--- STATED EXERCISE ---
Gather all lines in the entries below that include the word "files".

+++ DATA TO USE +++

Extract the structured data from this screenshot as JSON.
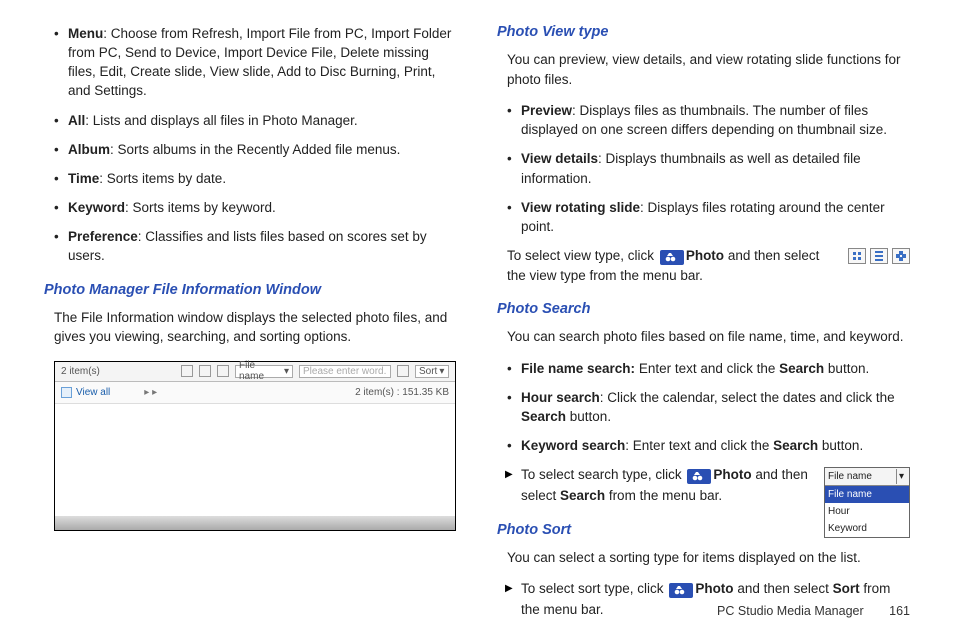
{
  "left": {
    "bullets": {
      "menu_label": "Menu",
      "menu_text": ": Choose from Refresh, Import File from PC, Import Folder from PC, Send to Device, Import Device File, Delete missing files, Edit, Create slide, View slide, Add to Disc Burning, Print, and Settings.",
      "all_label": "All",
      "all_text": ": Lists and displays all files in Photo Manager.",
      "album_label": "Album",
      "album_text": ": Sorts albums in the Recently Added file menus.",
      "time_label": "Time",
      "time_text": ": Sorts items by date.",
      "keyword_label": "Keyword",
      "keyword_text": ": Sorts items by keyword.",
      "pref_label": "Preference",
      "pref_text": ": Classifies and lists files based on scores set by users."
    },
    "heading_fileinfo": "Photo Manager File Information Window",
    "fileinfo_para": "The File Information window displays the selected photo files, and gives you viewing, searching, and sorting options.",
    "figure": {
      "count_label": "2 item(s)",
      "filename_label": "File name",
      "placeholder": "Please enter word.",
      "sort_label": "Sort",
      "view_all": "View all",
      "items_info": "2 item(s) : 151.35 KB"
    }
  },
  "right": {
    "heading_viewtype": "Photo View type",
    "viewtype_para": "You can preview, view details, and view rotating slide functions for photo files.",
    "preview_label": "Preview",
    "preview_text": ": Displays files as thumbnails. The number of files displayed on one screen differs depending on thumbnail size.",
    "viewdetails_label": "View details",
    "viewdetails_text": ": Displays thumbnails as well as detailed file information.",
    "viewrot_label": "View rotating slide",
    "viewrot_text": ": Displays files rotating around the center point.",
    "viewtype_select_a": "To select view type, click ",
    "photo_word": "Photo",
    "viewtype_select_b": " and then select the view type  from the menu bar.",
    "heading_search": "Photo Search",
    "search_para": "You can search photo files based on file name, time, and keyword.",
    "fname_label": "File name search:",
    "fname_text": " Enter text and click the ",
    "search_btn": "Search",
    "fname_text2": " button.",
    "hour_label": "Hour search",
    "hour_text": ": Click the calendar, select the dates and click the ",
    "hour_text2": " button.",
    "kw_label": "Keyword search",
    "kw_text": ": Enter text and click the ",
    "kw_text2": " button.",
    "search_select_a": "To select search type, click ",
    "search_select_b": " and then select ",
    "search_word": "Search",
    "search_select_c": "  from the menu bar.",
    "dropdown": {
      "top": "File name",
      "opt1": "File name",
      "opt2": "Hour",
      "opt3": "Keyword"
    },
    "heading_sort": "Photo Sort",
    "sort_para": "You can select a sorting type for items displayed on the list.",
    "sort_select_a": "To select sort type, click ",
    "sort_select_b": " and then select ",
    "sort_word": "Sort",
    "sort_select_c": " from the menu bar."
  },
  "footer": {
    "section": "PC Studio Media Manager",
    "page": "161"
  }
}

+++

--- EXPECTED ANSWER ---
      "menu_text": ": Choose from Refresh, Import File from PC, Import Folder from PC, Send to Device, Import Device File, Delete missing files, Edit, Create slide, View slide, Add to Disc Burning, Print, and Settings.",
      "all_text": ": Lists and displays all files in Photo Manager.",
      "pref_text": ": Classifies and lists files based on scores set by users."
    "fileinfo_para": "The File Information window displays the selected photo files, and gives you viewing, searching, and sorting options.",
    "viewtype_para": "You can preview, view details, and view rotating slide functions for photo files.",
    "preview_text": ": Displays files as thumbnails. The number of files displayed on one screen differs depending on thumbnail size.",
    "viewrot_text": ": Displays files rotating around the center point.",
    "search_para": "You can search photo files based on file name, time, and keyword.",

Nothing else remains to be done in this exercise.